» **What is asked**: Give every line again exactly as it appears, please, but not the pictures.
— Begin —
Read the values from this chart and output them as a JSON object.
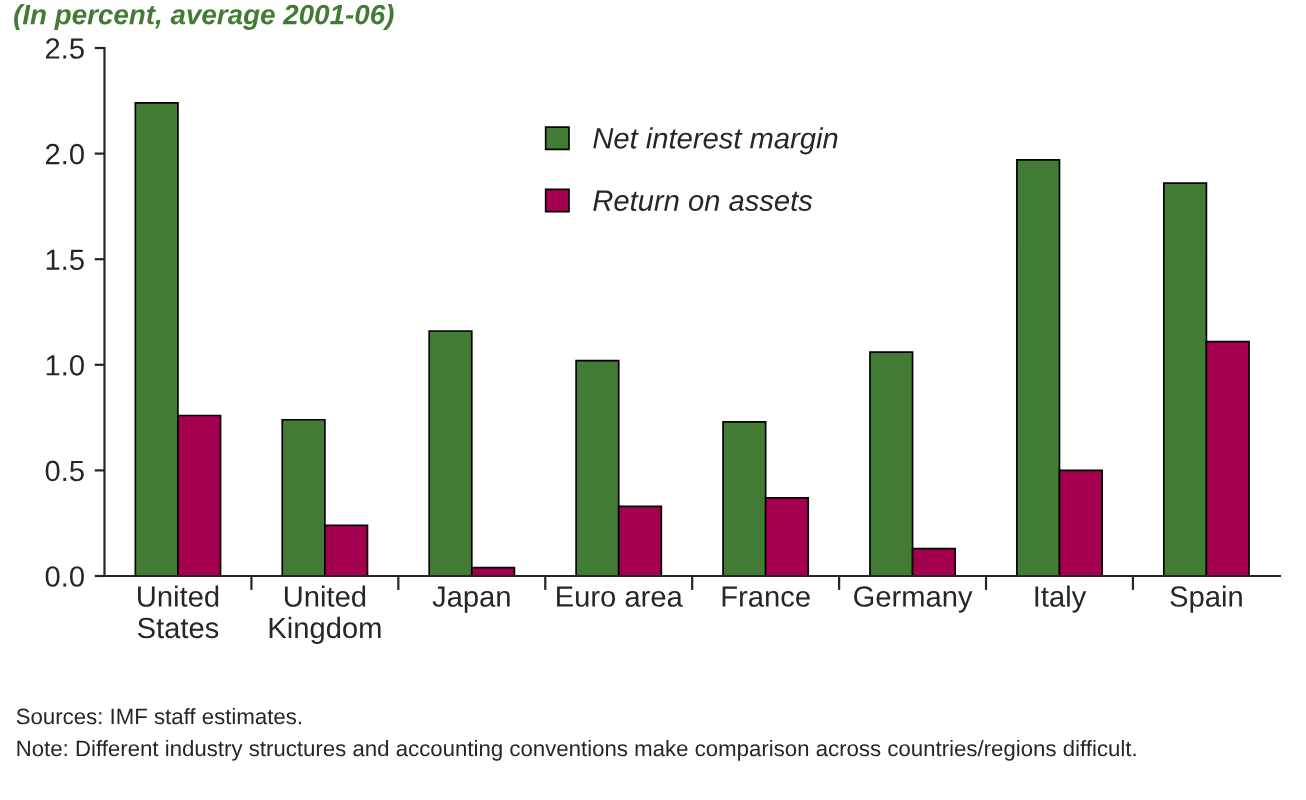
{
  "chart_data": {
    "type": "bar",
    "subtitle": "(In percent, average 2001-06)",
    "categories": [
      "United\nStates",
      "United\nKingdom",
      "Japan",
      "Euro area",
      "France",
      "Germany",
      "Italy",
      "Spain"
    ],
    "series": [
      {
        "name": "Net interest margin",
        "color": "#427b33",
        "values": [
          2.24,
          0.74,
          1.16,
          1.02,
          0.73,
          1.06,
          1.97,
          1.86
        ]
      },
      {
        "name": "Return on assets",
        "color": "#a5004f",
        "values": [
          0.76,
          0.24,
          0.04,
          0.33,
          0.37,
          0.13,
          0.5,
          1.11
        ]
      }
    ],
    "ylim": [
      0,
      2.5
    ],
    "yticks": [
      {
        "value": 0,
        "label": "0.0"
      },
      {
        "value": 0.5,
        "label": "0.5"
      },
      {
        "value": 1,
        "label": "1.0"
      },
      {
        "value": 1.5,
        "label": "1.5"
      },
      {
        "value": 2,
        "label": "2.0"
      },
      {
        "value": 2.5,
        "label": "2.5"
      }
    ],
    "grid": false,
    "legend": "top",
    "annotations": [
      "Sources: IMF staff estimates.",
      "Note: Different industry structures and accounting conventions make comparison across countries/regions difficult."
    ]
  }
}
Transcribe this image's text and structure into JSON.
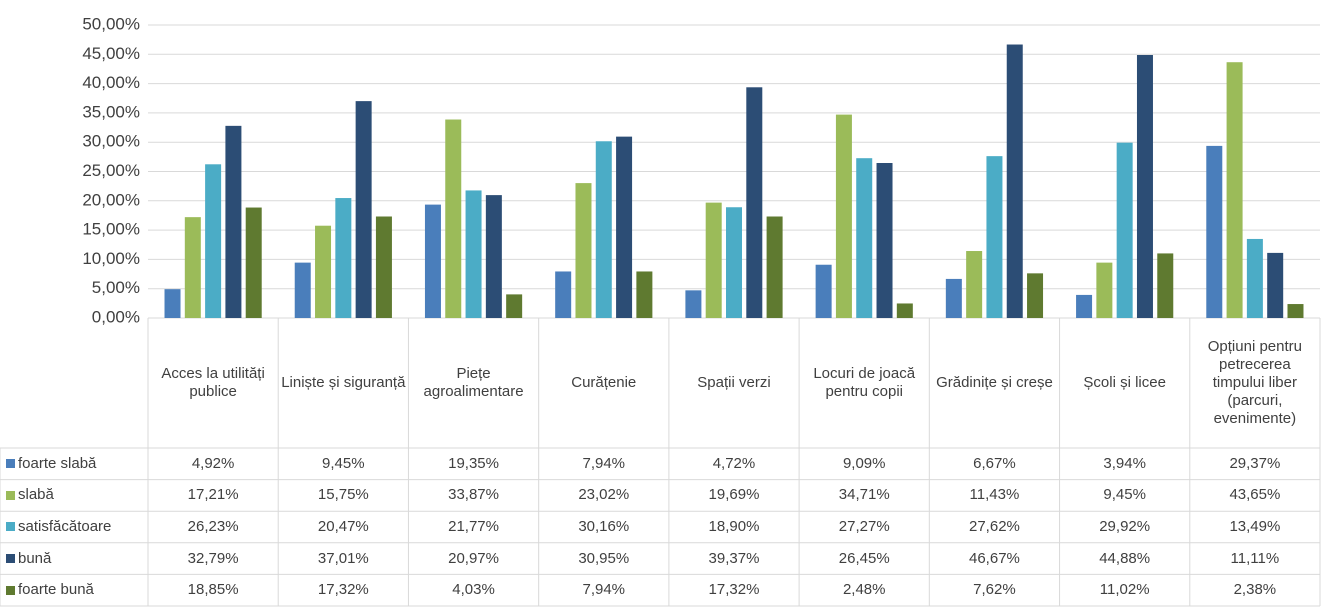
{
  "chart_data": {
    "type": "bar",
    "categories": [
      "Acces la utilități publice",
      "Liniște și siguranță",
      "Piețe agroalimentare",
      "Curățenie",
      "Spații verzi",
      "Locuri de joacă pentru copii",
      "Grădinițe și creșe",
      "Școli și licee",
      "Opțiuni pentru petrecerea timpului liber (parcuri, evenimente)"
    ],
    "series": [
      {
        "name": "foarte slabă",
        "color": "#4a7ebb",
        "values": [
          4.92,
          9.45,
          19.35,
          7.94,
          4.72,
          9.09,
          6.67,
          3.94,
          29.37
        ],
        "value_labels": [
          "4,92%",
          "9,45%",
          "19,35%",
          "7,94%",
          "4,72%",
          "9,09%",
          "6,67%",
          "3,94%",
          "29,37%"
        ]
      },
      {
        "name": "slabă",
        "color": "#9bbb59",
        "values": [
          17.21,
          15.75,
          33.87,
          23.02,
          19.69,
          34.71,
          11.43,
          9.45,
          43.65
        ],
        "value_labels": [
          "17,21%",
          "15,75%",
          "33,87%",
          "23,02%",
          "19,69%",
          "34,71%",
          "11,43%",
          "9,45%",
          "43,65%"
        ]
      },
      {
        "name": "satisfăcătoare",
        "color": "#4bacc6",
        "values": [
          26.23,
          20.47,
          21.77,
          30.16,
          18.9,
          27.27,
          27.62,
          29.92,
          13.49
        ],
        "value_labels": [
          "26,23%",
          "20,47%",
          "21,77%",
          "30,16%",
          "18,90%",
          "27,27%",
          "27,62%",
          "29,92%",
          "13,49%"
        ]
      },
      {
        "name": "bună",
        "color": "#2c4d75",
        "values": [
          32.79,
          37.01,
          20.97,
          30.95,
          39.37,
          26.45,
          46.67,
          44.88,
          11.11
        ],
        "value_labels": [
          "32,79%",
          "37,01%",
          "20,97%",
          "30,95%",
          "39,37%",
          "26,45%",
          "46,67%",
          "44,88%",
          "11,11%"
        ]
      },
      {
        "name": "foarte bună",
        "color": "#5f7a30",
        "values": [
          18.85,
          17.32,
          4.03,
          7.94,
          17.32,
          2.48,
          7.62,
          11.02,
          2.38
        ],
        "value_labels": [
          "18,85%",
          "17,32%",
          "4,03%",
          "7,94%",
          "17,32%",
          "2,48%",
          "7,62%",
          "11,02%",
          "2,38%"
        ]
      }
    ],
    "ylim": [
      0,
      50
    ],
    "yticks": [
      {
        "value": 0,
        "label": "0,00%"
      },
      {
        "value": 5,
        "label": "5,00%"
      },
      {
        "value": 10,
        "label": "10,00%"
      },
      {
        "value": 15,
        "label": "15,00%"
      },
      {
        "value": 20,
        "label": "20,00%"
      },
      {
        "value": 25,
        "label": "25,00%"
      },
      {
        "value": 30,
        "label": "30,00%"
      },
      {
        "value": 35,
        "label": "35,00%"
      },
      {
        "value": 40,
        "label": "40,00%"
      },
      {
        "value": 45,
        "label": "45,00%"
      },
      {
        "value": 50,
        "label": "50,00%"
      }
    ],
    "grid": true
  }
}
— End —
» **Output of the exercise**:
Read the values from this chart and output them as a JSON object.
{
  "chart_data": {
    "type": "bar",
    "subtitle": "(In percent, average 2001-06)",
    "categories": [
      "United\nStates",
      "United\nKingdom",
      "Japan",
      "Euro area",
      "France",
      "Germany",
      "Italy",
      "Spain"
    ],
    "series": [
      {
        "name": "Net interest margin",
        "color": "#427b33",
        "values": [
          2.24,
          0.74,
          1.16,
          1.02,
          0.73,
          1.06,
          1.97,
          1.86
        ]
      },
      {
        "name": "Return on assets",
        "color": "#a5004f",
        "values": [
          0.76,
          0.24,
          0.04,
          0.33,
          0.37,
          0.13,
          0.5,
          1.11
        ]
      }
    ],
    "ylim": [
      0,
      2.5
    ],
    "yticks": [
      {
        "value": 0,
        "label": "0.0"
      },
      {
        "value": 0.5,
        "label": "0.5"
      },
      {
        "value": 1,
        "label": "1.0"
      },
      {
        "value": 1.5,
        "label": "1.5"
      },
      {
        "value": 2,
        "label": "2.0"
      },
      {
        "value": 2.5,
        "label": "2.5"
      }
    ],
    "grid": false,
    "legend": "top",
    "annotations": [
      "Sources: IMF staff estimates.",
      "Note: Different industry structures and accounting conventions make comparison across countries/regions difficult."
    ]
  }
}
Transcribe this image's text and structure into JSON.
{
  "chart_data": {
    "type": "bar",
    "categories": [
      "Acces la utilități publice",
      "Liniște și siguranță",
      "Piețe agroalimentare",
      "Curățenie",
      "Spații verzi",
      "Locuri de joacă pentru copii",
      "Grădinițe și creșe",
      "Școli și licee",
      "Opțiuni pentru petrecerea timpului liber (parcuri, evenimente)"
    ],
    "series": [
      {
        "name": "foarte slabă",
        "color": "#4a7ebb",
        "values": [
          4.92,
          9.45,
          19.35,
          7.94,
          4.72,
          9.09,
          6.67,
          3.94,
          29.37
        ],
        "value_labels": [
          "4,92%",
          "9,45%",
          "19,35%",
          "7,94%",
          "4,72%",
          "9,09%",
          "6,67%",
          "3,94%",
          "29,37%"
        ]
      },
      {
        "name": "slabă",
        "color": "#9bbb59",
        "values": [
          17.21,
          15.75,
          33.87,
          23.02,
          19.69,
          34.71,
          11.43,
          9.45,
          43.65
        ],
        "value_labels": [
          "17,21%",
          "15,75%",
          "33,87%",
          "23,02%",
          "19,69%",
          "34,71%",
          "11,43%",
          "9,45%",
          "43,65%"
        ]
      },
      {
        "name": "satisfăcătoare",
        "color": "#4bacc6",
        "values": [
          26.23,
          20.47,
          21.77,
          30.16,
          18.9,
          27.27,
          27.62,
          29.92,
          13.49
        ],
        "value_labels": [
          "26,23%",
          "20,47%",
          "21,77%",
          "30,16%",
          "18,90%",
          "27,27%",
          "27,62%",
          "29,92%",
          "13,49%"
        ]
      },
      {
        "name": "bună",
        "color": "#2c4d75",
        "values": [
          32.79,
          37.01,
          20.97,
          30.95,
          39.37,
          26.45,
          46.67,
          44.88,
          11.11
        ],
        "value_labels": [
          "32,79%",
          "37,01%",
          "20,97%",
          "30,95%",
          "39,37%",
          "26,45%",
          "46,67%",
          "44,88%",
          "11,11%"
        ]
      },
      {
        "name": "foarte bună",
        "color": "#5f7a30",
        "values": [
          18.85,
          17.32,
          4.03,
          7.94,
          17.32,
          2.48,
          7.62,
          11.02,
          2.38
        ],
        "value_labels": [
          "18,85%",
          "17,32%",
          "4,03%",
          "7,94%",
          "17,32%",
          "2,48%",
          "7,62%",
          "11,02%",
          "2,38%"
        ]
      }
    ],
    "ylim": [
      0,
      50
    ],
    "yticks": [
      {
        "value": 0,
        "label": "0,00%"
      },
      {
        "value": 5,
        "label": "5,00%"
      },
      {
        "value": 10,
        "label": "10,00%"
      },
      {
        "value": 15,
        "label": "15,00%"
      },
      {
        "value": 20,
        "label": "20,00%"
      },
      {
        "value": 25,
        "label": "25,00%"
      },
      {
        "value": 30,
        "label": "30,00%"
      },
      {
        "value": 35,
        "label": "35,00%"
      },
      {
        "value": 40,
        "label": "40,00%"
      },
      {
        "value": 45,
        "label": "45,00%"
      },
      {
        "value": 50,
        "label": "50,00%"
      }
    ],
    "grid": true
  }
}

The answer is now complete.